## DATA
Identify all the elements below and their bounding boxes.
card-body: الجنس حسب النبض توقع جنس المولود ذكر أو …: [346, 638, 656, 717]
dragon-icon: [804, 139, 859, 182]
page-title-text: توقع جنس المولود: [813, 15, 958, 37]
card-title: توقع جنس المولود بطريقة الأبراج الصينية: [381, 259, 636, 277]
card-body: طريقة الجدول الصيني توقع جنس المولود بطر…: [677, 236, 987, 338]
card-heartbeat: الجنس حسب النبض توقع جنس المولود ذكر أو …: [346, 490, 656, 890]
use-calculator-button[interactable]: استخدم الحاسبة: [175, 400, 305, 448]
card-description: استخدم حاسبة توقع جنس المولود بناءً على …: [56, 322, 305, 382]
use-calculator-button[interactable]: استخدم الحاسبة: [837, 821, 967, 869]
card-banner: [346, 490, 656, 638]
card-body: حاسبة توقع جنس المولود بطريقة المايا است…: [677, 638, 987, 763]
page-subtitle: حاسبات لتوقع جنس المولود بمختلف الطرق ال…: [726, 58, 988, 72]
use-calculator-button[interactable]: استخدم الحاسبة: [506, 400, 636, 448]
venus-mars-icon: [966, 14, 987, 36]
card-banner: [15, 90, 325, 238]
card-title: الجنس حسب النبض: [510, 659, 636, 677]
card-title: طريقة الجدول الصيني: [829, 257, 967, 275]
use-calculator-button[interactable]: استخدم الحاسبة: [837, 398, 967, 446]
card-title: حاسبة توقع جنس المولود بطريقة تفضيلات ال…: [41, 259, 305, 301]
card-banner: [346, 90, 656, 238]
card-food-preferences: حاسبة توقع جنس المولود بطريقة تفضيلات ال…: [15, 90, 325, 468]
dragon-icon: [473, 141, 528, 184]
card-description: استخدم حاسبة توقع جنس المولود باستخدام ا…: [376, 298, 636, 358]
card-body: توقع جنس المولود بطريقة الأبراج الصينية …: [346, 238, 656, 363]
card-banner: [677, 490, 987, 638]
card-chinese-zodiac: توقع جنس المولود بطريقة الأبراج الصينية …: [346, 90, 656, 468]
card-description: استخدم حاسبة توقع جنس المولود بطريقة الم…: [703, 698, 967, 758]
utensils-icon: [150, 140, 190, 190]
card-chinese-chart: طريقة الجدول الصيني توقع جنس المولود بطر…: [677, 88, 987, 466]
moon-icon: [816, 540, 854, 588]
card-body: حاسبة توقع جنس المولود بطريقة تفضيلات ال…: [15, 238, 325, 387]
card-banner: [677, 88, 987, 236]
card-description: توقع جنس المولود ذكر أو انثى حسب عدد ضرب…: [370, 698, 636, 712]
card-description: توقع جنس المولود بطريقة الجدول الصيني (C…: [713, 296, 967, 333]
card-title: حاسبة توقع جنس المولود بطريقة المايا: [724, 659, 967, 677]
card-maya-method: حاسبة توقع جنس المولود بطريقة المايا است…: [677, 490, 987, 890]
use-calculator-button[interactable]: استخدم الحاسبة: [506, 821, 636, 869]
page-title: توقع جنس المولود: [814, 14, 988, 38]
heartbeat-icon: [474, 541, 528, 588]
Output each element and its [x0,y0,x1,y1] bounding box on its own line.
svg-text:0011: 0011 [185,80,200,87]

## GOAL
Reproduce the entries from the beginning through the line holding "card-body: طريقة الجدول", inclusive, switching "bounding boxes" to "box coordinates" and leaving everything else unchanged.

## THE REPLY
Identify all the elements below and their box coordinates.
card-body: الجنس حسب النبض توقع جنس المولود ذكر أو …: [346, 638, 656, 717]
dragon-icon: [804, 139, 859, 182]
page-title-text: توقع جنس المولود: [813, 15, 958, 37]
card-title: توقع جنس المولود بطريقة الأبراج الصينية: [381, 259, 636, 277]
card-body: طريقة الجدول الصيني توقع جنس المولود بطر…: [677, 236, 987, 338]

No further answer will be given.